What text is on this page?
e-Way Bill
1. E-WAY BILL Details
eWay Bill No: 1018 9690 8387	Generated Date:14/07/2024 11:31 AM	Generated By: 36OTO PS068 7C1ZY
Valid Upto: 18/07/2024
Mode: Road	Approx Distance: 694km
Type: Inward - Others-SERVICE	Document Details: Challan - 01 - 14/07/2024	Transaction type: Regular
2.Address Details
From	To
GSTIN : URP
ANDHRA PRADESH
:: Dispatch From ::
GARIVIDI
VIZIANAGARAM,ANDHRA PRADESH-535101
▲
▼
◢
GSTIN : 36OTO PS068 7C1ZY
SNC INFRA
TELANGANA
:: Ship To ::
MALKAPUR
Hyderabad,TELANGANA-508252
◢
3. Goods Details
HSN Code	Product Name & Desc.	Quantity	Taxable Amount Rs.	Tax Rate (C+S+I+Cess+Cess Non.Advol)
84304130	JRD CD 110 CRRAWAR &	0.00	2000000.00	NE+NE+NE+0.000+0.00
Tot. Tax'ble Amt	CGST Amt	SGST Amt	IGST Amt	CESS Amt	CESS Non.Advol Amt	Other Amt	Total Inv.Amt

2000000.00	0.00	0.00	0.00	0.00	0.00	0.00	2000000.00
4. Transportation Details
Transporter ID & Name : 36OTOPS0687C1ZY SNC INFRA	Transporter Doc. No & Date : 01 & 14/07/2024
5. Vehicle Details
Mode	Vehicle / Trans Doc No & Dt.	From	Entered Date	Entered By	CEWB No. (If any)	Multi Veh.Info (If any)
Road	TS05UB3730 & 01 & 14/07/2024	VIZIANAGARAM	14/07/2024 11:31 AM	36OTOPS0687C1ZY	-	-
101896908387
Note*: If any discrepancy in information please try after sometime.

- **TO BE DONE**: Look for "VIZIANAGARAM" and pull out every line that has it.

- **PROBLEM SOLUTION**:
VIZIANAGARAM,ANDHRA PRADESH-535101
Road	TS05UB3730 & 01 & 14/07/2024	VIZIANAGARAM	14/07/2024 11:31 AM	36OTOPS0687C1ZY	-	-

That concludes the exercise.